_Data entries:_
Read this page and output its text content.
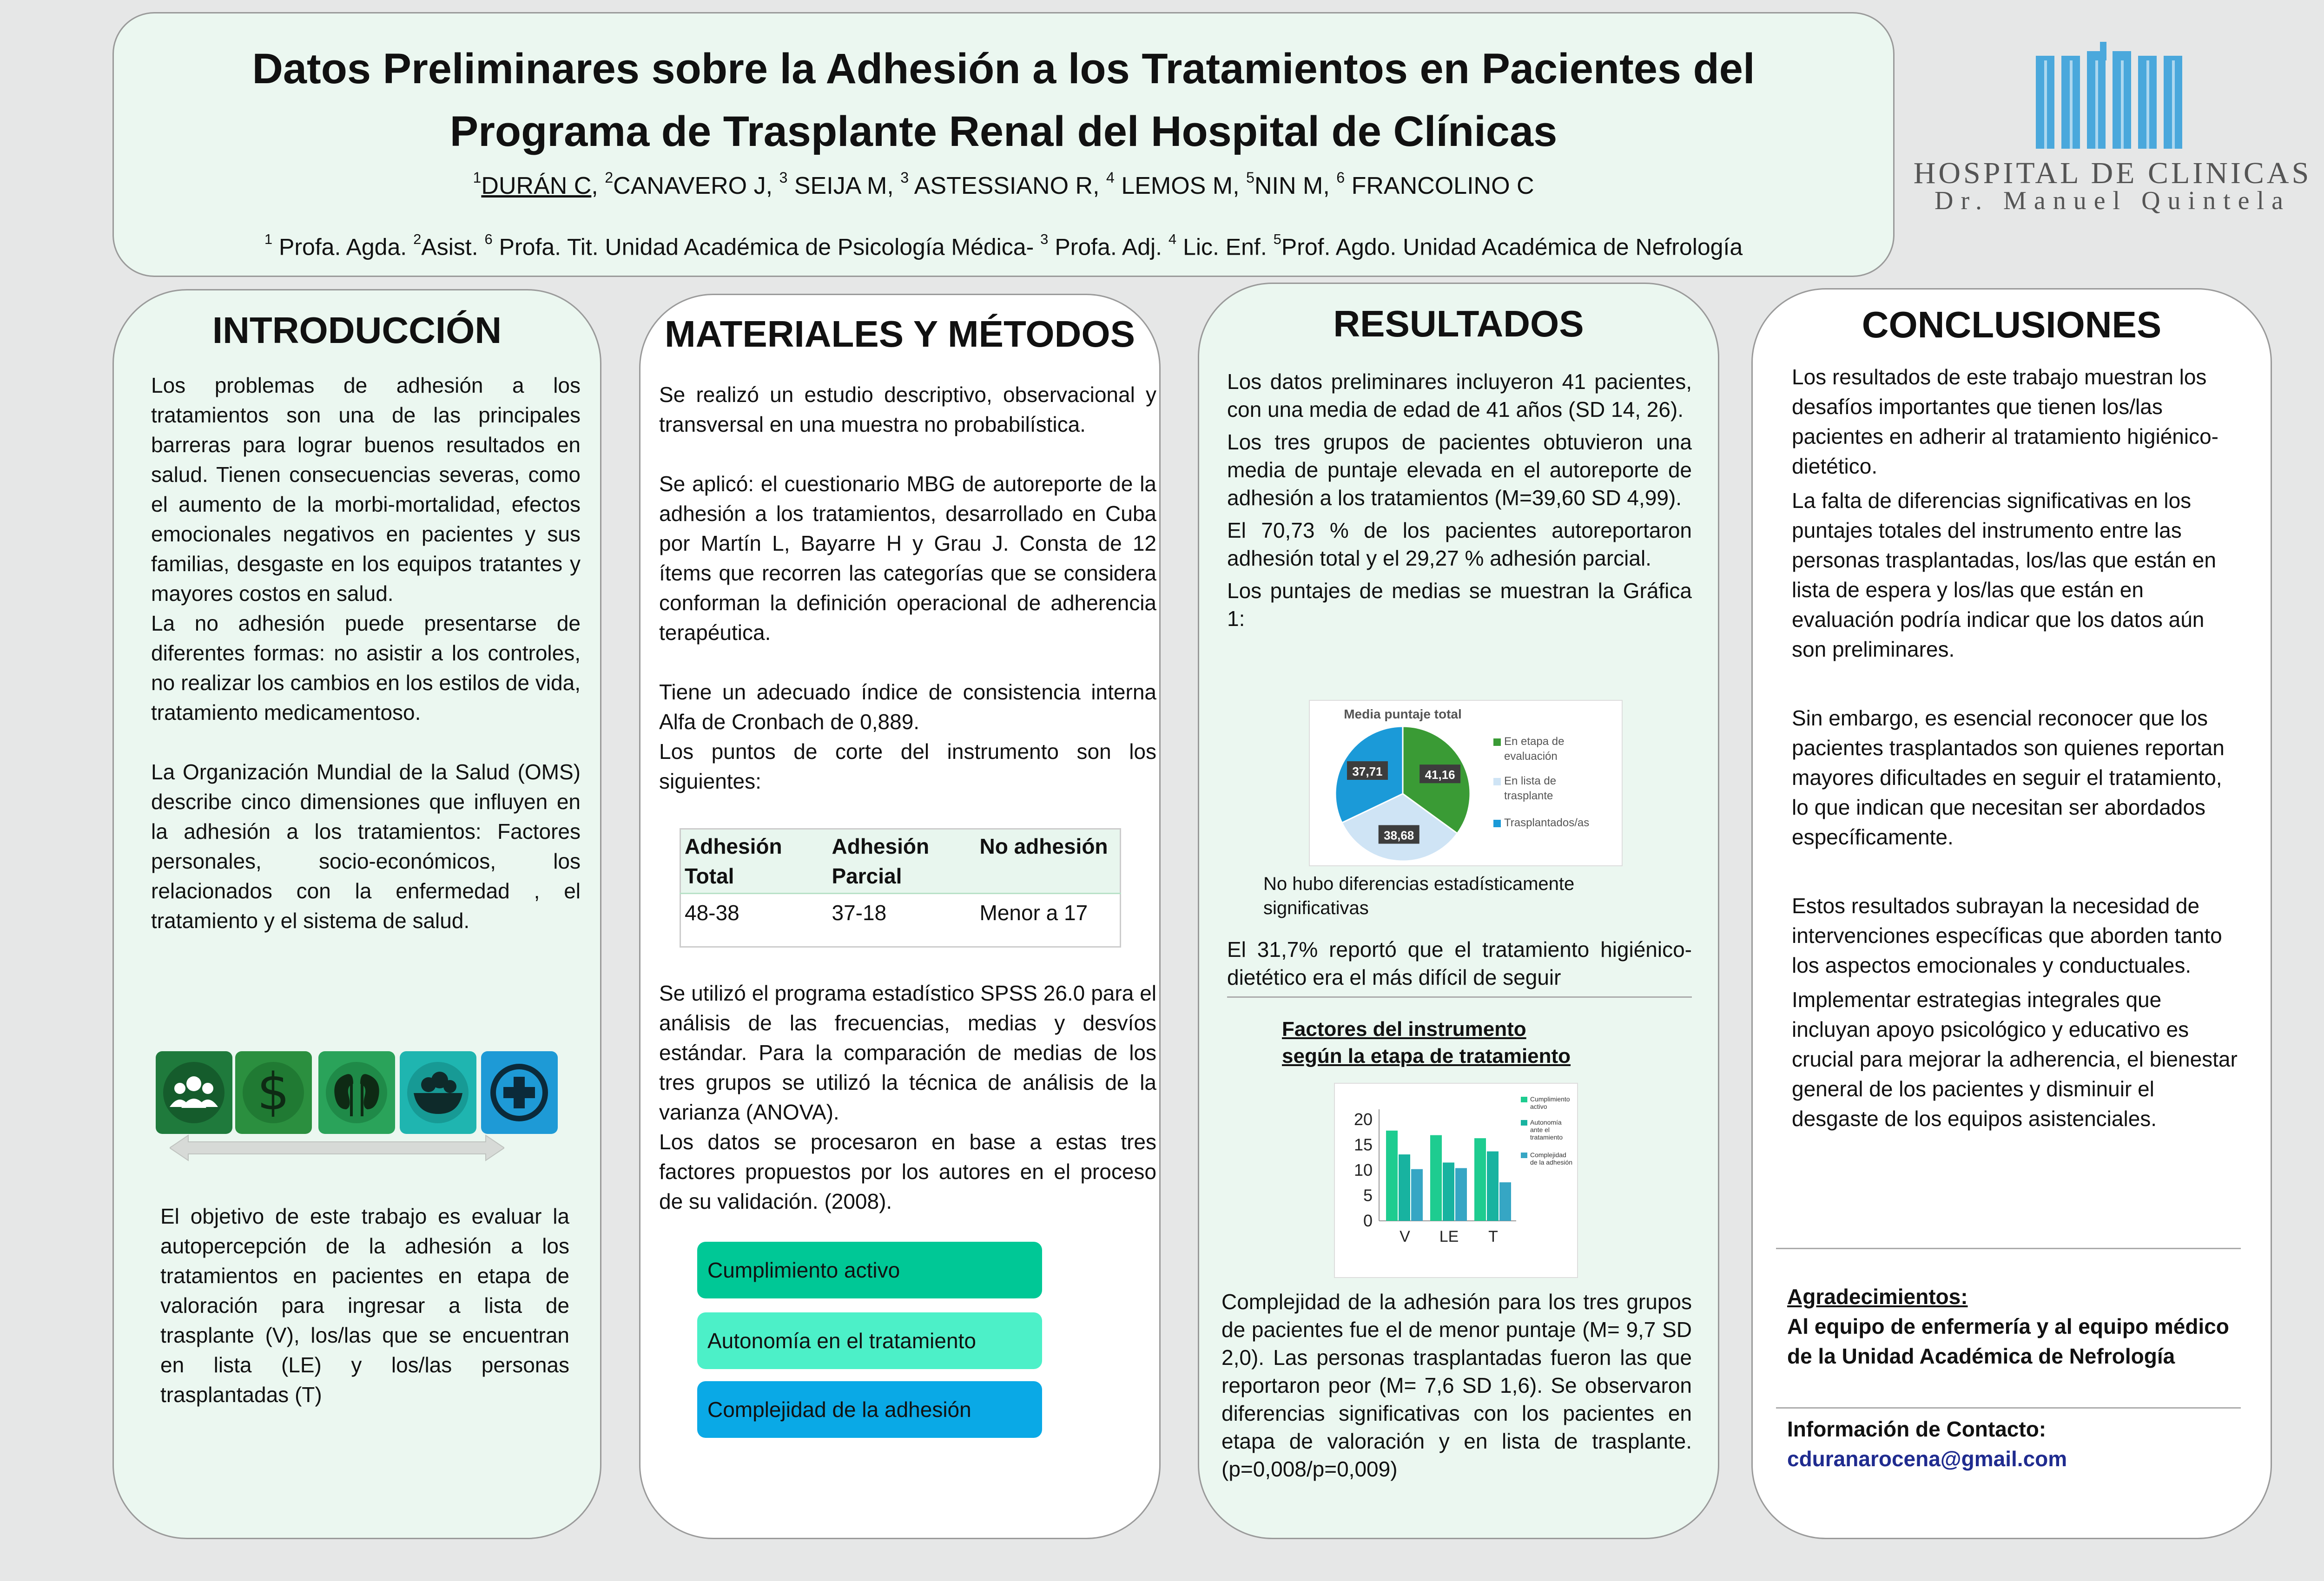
Datos Preliminares sobre la Adhesión a los Tratamientos en Pacientes del
Programa de Trasplante Renal del Hospital de Clínicas
$^1$DURÁN C, $^2$CANAVERO J, $^3$ SEIJA M, $^3$ ASTESSIANO R, $^4$ LEMOS M, $^5$NIN M, $^6$ FRANCOLINO C
$^1$ Profa. Agda. $^2$Asist. $^6$ Profa. Tit. Unidad Académica de Psicología Médica- $^3$ Profa. Adj. $^4$ Lic. Enf. $^5$Prof. Agdo. Unidad Académica de Nefrología
HOSPITAL DE CLINICAS
Dr. Manuel Quintela
INTRODUCCIÓN
Los problemas de adhesión a los tratamientos son una de las principales barreras para lograr buenos resultados en salud. Tienen consecuencias severas, como el aumento de la morbi-mortalidad, efectos emocionales negativos en pacientes y sus familias, desgaste en los equipos tratantes y mayores costos en salud.
La no adhesión puede presentarse de diferentes formas: no asistir a los controles, no realizar los cambios en los estilos de vida, tratamiento medicamentoso.
La Organización Mundial de la Salud (OMS) describe cinco dimensiones que influyen en la adhesión a los tratamientos: Factores personales, socio-económicos, los relacionados con la enfermedad , el tratamiento y el sistema de salud.
El objetivo de este trabajo es evaluar la autopercepción de la adhesión a los tratamientos en pacientes en etapa de valoración para ingresar a lista de trasplante (V), los/las que se encuentran en lista (LE) y los/las personas trasplantadas (T)
$
MATERIALES Y MÉTODOS
Se realizó un estudio descriptivo, observacional y transversal en una muestra no probabilística.
Se aplicó: el cuestionario MBG de autoreporte de la adhesión a los tratamientos, desarrollado en Cuba por Martín L, Bayarre H y Grau J. Consta de 12 ítems que recorren las categorías que se considera conforman la definición operacional de adherencia terapéutica.
Tiene un adecuado índice de consistencia interna Alfa de Cronbach de 0,889.
Los puntos de corte del instrumento son los siguientes:
Se utilizó el programa estadístico SPSS 26.0 para el análisis de las frecuencias, medias y desvíos estándar. Para la comparación de medias de los tres grupos se utilizó la técnica de análisis de la varianza (ANOVA).
Los datos se procesaron en base a estas tres factores propuestos por los autores en el proceso de su validación. (2008).
Adhesión Total	Adhesión Parcial	No adhesión
48-38	37-18	Menor a 17
Cumplimiento activo
Autonomía en el tratamiento
Complejidad de la adhesión
RESULTADOS
Los datos preliminares incluyeron 41 pacientes, con una media de edad de 41 años (SD 14, 26).
Los tres grupos de pacientes obtuvieron una media de puntaje elevada en el autoreporte de adhesión a los tratamientos (M=39,60 SD 4,99).
El 70,73 % de los pacientes autoreportaron adhesión total y el 29,27 % adhesión parcial.
Los puntajes de medias se muestran la Gráfica 1:
No hubo diferencias estadísticamente significativas
El 31,7% reportó que el tratamiento higiénico-dietético era el más difícil de seguir
Factores del instrumento
según la etapa de tratamiento
Complejidad de la adhesión para los tres grupos de pacientes fue el de menor puntaje (M= 9,7 SD 2,0). Las personas trasplantadas fueron las que reportaron peor (M= 7,6 SD 1,6). Se observaron diferencias significativas con los pacientes en etapa de valoración y en lista de trasplante. (p=0,008/p=0,009)
Media puntaje total
41,16
38,68
37,71
En etapa de evaluación
En lista de trasplante
Trasplantados/as
0
5
10
15
20
V LE T
Cumplimiento activo
Autonomía ante el tratamiento
Complejidad de la adhesión
CONCLUSIONES
Los resultados de este trabajo muestran los desafíos importantes que tienen los/las pacientes en adherir al tratamiento higiénico-dietético.
La falta de diferencias significativas en los puntajes totales del instrumento entre las personas trasplantadas, los/las que están en lista de espera y los/las que están en evaluación podría indicar que los datos aún son preliminares.
Sin embargo, es esencial reconocer que los pacientes trasplantados son quienes reportan mayores dificultades en seguir el tratamiento, lo que indican que necesitan ser abordados específicamente.
Estos resultados subrayan la necesidad de intervenciones específicas que aborden tanto los aspectos emocionales y conductuales.
Implementar estrategias integrales que incluyan apoyo psicológico y educativo es crucial para mejorar la adherencia, el bienestar general de los pacientes y disminuir el desgaste de los equipos asistenciales.
Agradecimientos:
Al equipo de enfermería y al equipo médico de la Unidad Académica de Nefrología
Información de Contacto:
cduranarocena@gmail.com
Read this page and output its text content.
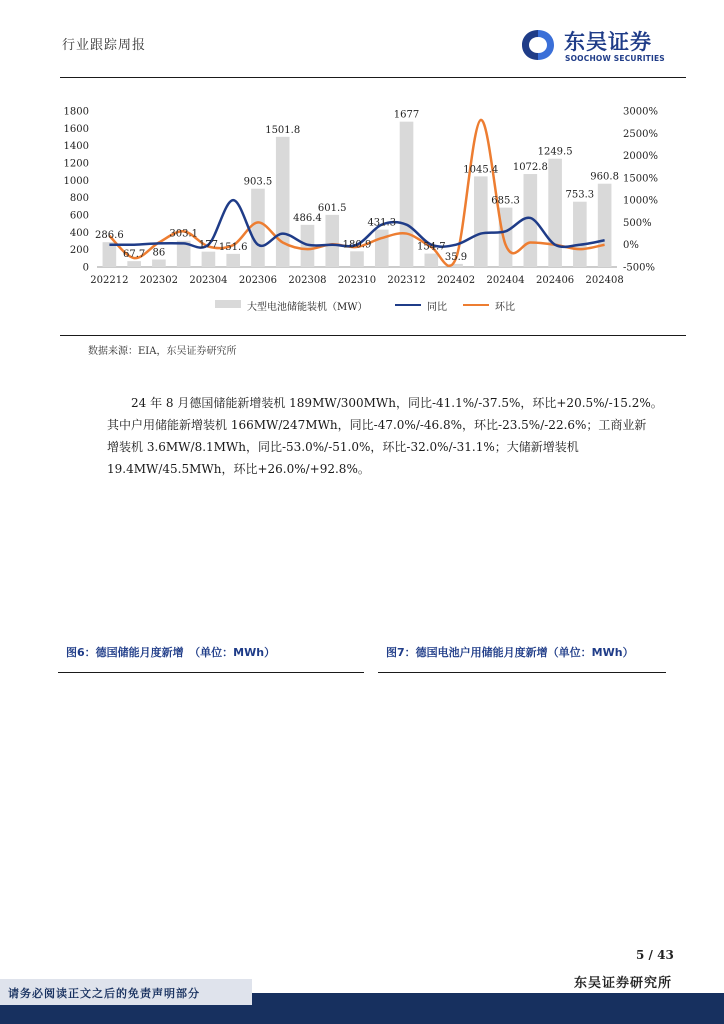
行业跟踪周报	东吴证券
SOOCHOW SECURITIES
0
200
400
600
800
1000
1200
1400
1600
1800
-500%
0%
500%
1000%
1500%
2000%
2500%
3000%
202212 202302 202304 202306 202308 202310 202312 202402 202404 202406 202408
286.6
67.7 86
303.1
177 151.6
903.5
1501.8
486.4
601.5
180.9
431.3
1677
154.7
35.9
1045.4
685.3
1072.8
1249.5
753.3
960.8
大型电池储能装机（MW）	同比	环比
数据来源：EIA，东吴证券研究所

24 年 8 月德国储能新增装机 189MW/300MWh，同比-41.1%/-37.5%，环比+20.5%/-15.2%。

其中户用储能新增装机 166MW/247MWh，同比-47.0%/-46.8%，环比-23.5%/-22.6%；工商业新

增装机 3.6MW/8.1MWh，同比-53.0%/-51.0%，环比-32.0%/-31.1%；大储新增装机

19.4MW/45.5MWh，环比+26.0%/+92.8%。

图6：德国储能月度新增　（单位：MWh）	图7：德国电池户用储能月度新增（单位：MWh）
5 / 43
东吴证券研究所
请务必阅读正文之后的免责声明部分
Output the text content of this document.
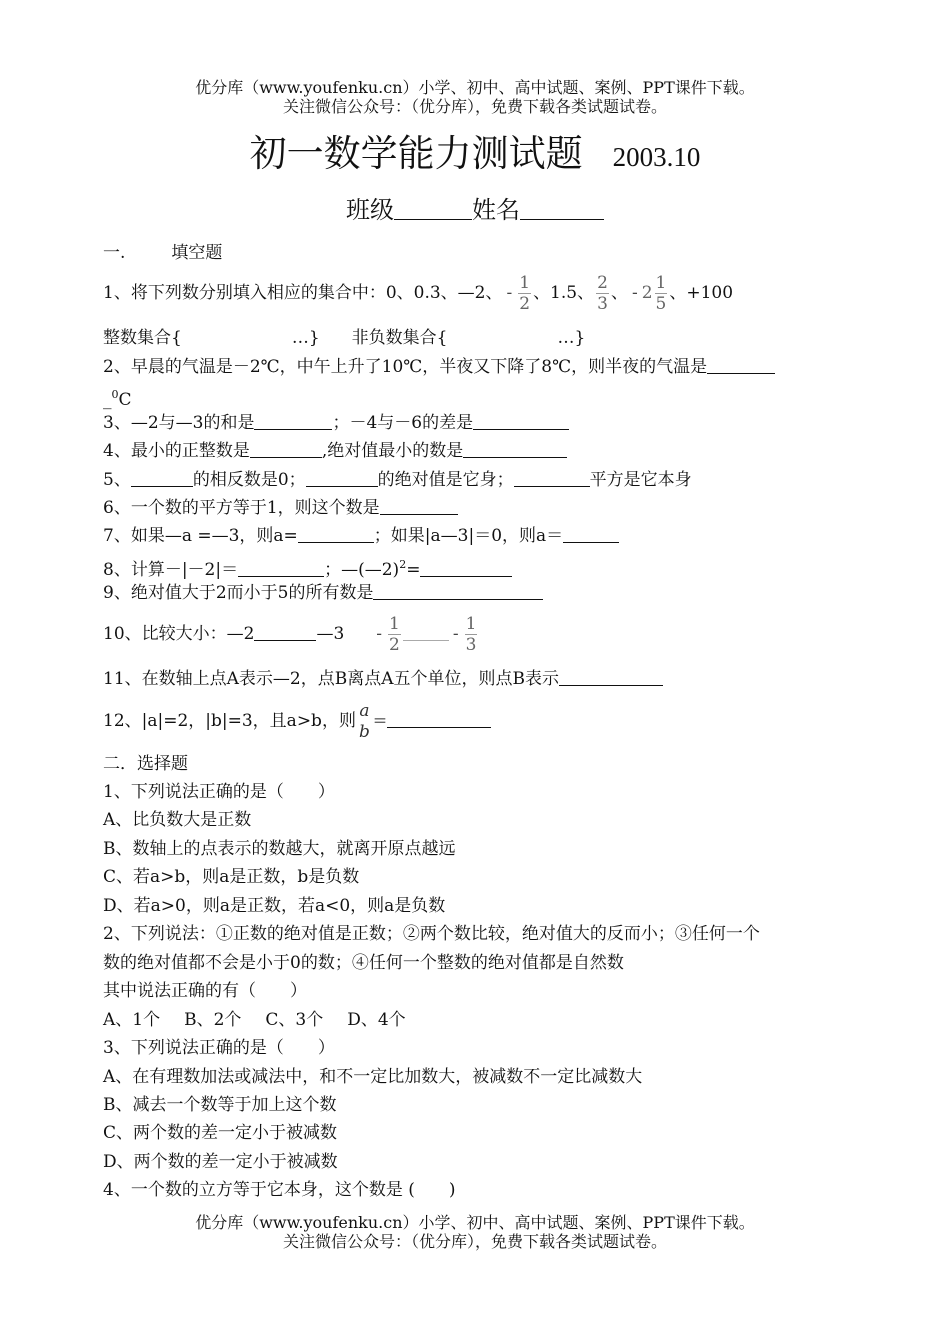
优分库（www.youfenku.cn）小学、初中、高中试题、案例、PPT课件下载。
关注微信公众号：（优分库），免费下载各类试题试卷。
初一数学能力测试题 2003.10
班级	姓名
一.	填空题
1、将下列数分别填入相应的集合中：0、0.3、—2、 - $\frac{1}{2}$ 、1.5、 $\frac{2}{3}$ 、 - $2 \frac{1}{5}$ 、+100
整数集合{	…} 非负数集合{	…}
2、早晨的气温是－2℃，中午上升了10℃，半夜又下降了8℃，则半夜的气温是
_$^0$C
3、—2与—3的和是	；－4与－6的差是
4、最小的正整数是	,绝对值最小的数是
5、	的相反数是0；	的绝对值是它身；	平方是它本身
6、一个数的平方等于1，则这个数是
7、如果—a =—3，则a=	；如果|a—3|＝0，则a＝
8、计算－|－2|＝	；—(—2)$^2$=
9、绝对值大于2而小于5的所有数是
10、比较大小：—2	—3 - $\frac{1}{2}$	- $\frac{1}{3}$
11、在数轴上点A表示—2，点B离点A五个单位，则点B表示
12、|a|=2，|b|=3，且a>b，则 $\frac{a}{b}$ =
二．选择题
1、下列说法正确的是（　　）
A、比负数大是正数
B、数轴上的点表示的数越大，就离开原点越远
C、若a>b，则a是正数，b是负数
D、若a>0，则a是正数，若a<0，则a是负数
2、下列说法：①正数的绝对值是正数；②两个数比较，绝对值大的反而小；③任何一个
数的绝对值都不会是小于0的数；④任何一个整数的绝对值都是自然数
其中说法正确的有（　　）
A、1个 B、2个 C、3个 D、4个
3、下列说法正确的是（　　）
A、在有理数加法或减法中，和不一定比加数大，被减数不一定比减数大
B、减去一个数等于加上这个数
C、两个数的差一定小于被减数
D、两个数的差一定小于被减数
4、一个数的立方等于它本身，这个数是 (　　)
优分库（www.youfenku.cn）小学、初中、高中试题、案例、PPT课件下载。
关注微信公众号：（优分库），免费下载各类试题试卷。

_Direction:_ Pull every line containing "instrumento" from the data.

_Solution for this task:_
Los puntos de corte del instrumento son los siguientes:
Factores del instrumento
La falta de diferencias significativas en los puntajes totales del instrumento entre las personas trasplantadas, los/las que están en lista de espera y los/las que están en evaluación podría indicar que los datos aún son preliminares.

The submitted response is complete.